** Begin RECORDS FOR THE EXERCISE **

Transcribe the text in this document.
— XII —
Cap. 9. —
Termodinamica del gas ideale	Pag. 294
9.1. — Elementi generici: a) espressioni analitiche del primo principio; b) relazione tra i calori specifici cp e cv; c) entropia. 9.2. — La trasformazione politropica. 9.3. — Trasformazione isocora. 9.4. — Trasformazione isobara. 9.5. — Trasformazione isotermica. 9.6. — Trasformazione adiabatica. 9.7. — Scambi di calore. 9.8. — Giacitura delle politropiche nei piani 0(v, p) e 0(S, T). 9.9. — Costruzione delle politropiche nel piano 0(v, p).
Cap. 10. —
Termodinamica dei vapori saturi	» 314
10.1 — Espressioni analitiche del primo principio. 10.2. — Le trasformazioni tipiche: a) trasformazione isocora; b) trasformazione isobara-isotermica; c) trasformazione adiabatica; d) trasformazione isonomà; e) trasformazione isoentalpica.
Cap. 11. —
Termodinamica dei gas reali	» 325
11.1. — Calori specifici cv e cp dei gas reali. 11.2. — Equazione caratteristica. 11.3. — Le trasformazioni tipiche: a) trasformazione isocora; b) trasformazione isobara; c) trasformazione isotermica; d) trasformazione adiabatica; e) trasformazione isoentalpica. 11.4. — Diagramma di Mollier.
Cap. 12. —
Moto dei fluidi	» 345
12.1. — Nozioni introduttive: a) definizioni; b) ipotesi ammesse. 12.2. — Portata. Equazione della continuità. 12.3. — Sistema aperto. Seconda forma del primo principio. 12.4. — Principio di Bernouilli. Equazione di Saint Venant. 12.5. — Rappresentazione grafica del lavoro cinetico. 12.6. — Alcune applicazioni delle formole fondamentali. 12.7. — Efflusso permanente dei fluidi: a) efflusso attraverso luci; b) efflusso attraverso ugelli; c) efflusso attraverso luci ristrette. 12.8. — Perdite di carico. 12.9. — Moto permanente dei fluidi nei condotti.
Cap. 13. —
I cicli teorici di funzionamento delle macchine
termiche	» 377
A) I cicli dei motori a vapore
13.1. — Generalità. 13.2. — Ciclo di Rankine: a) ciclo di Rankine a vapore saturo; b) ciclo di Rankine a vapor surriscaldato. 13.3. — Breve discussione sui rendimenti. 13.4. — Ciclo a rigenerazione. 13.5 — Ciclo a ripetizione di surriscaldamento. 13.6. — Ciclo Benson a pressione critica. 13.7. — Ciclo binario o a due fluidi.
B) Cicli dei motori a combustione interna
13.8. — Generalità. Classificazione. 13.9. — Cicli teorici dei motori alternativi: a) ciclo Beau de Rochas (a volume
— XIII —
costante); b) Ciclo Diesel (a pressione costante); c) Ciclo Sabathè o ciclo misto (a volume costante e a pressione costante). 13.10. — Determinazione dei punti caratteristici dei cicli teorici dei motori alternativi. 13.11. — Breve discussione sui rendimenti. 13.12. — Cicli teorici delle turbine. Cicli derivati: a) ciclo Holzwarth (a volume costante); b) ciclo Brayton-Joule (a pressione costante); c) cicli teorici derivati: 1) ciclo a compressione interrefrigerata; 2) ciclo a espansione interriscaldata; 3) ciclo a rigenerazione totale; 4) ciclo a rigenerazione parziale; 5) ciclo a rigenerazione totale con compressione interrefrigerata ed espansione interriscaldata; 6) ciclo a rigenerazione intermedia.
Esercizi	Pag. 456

** End RECORDS FOR THE EXERCISE **

→ GOAL OF THE EXERCISE: Repeat every record, exactly as written.

→ THE ANSWER:
Transcribe the text in this document.
— XII —
Cap. 9. —
Termodinamica del gas ideale	Pag. 294
9.1. — Elementi generici: a) espressioni analitiche del primo principio; b) relazione tra i calori specifici cp e cv; c) entropia. 9.2. — La trasformazione politropica. 9.3. — Trasformazione isocora. 9.4. — Trasformazione isobara. 9.5. — Trasformazione isotermica. 9.6. — Trasformazione adiabatica. 9.7. — Scambi di calore. 9.8. — Giacitura delle politropiche nei piani 0(v, p) e 0(S, T). 9.9. — Costruzione delle politropiche nel piano 0(v, p).
Cap. 10. —
Termodinamica dei vapori saturi	» 314
10.1 — Espressioni analitiche del primo principio. 10.2. — Le trasformazioni tipiche: a) trasformazione isocora; b) trasformazione isobara-isotermica; c) trasformazione adiabatica; d) trasformazione isonomà; e) trasformazione isoentalpica.
Cap. 11. —
Termodinamica dei gas reali	» 325
11.1. — Calori specifici cv e cp dei gas reali. 11.2. — Equazione caratteristica. 11.3. — Le trasformazioni tipiche: a) trasformazione isocora; b) trasformazione isobara; c) trasformazione isotermica; d) trasformazione adiabatica; e) trasformazione isoentalpica. 11.4. — Diagramma di Mollier.
Cap. 12. —
Moto dei fluidi	» 345
12.1. — Nozioni introduttive: a) definizioni; b) ipotesi ammesse. 12.2. — Portata. Equazione della continuità. 12.3. — Sistema aperto. Seconda forma del primo principio. 12.4. — Principio di Bernouilli. Equazione di Saint Venant. 12.5. — Rappresentazione grafica del lavoro cinetico. 12.6. — Alcune applicazioni delle formole fondamentali. 12.7. — Efflusso permanente dei fluidi: a) efflusso attraverso luci; b) efflusso attraverso ugelli; c) efflusso attraverso luci ristrette. 12.8. — Perdite di carico. 12.9. — Moto permanente dei fluidi nei condotti.
Cap. 13. —
I cicli teorici di funzionamento delle macchine
termiche	» 377
A) I cicli dei motori a vapore
13.1. — Generalità. 13.2. — Ciclo di Rankine: a) ciclo di Rankine a vapore saturo; b) ciclo di Rankine a vapor surriscaldato. 13.3. — Breve discussione sui rendimenti. 13.4. — Ciclo a rigenerazione. 13.5 — Ciclo a ripetizione di surriscaldamento. 13.6. — Ciclo Benson a pressione critica. 13.7. — Ciclo binario o a due fluidi.
B) Cicli dei motori a combustione interna
13.8. — Generalità. Classificazione. 13.9. — Cicli teorici dei motori alternativi: a) ciclo Beau de Rochas (a volume
— XIII —
costante); b) Ciclo Diesel (a pressione costante); c) Ciclo Sabathè o ciclo misto (a volume costante e a pressione costante). 13.10. — Determinazione dei punti caratteristici dei cicli teorici dei motori alternativi. 13.11. — Breve discussione sui rendimenti. 13.12. — Cicli teorici delle turbine. Cicli derivati: a) ciclo Holzwarth (a volume costante); b) ciclo Brayton-Joule (a pressione costante); c) cicli teorici derivati: 1) ciclo a compressione interrefrigerata; 2) ciclo a espansione interriscaldata; 3) ciclo a rigenerazione totale; 4) ciclo a rigenerazione parziale; 5) ciclo a rigenerazione totale con compressione interrefrigerata ed espansione interriscaldata; 6) ciclo a rigenerazione intermedia.
Esercizi	Pag. 456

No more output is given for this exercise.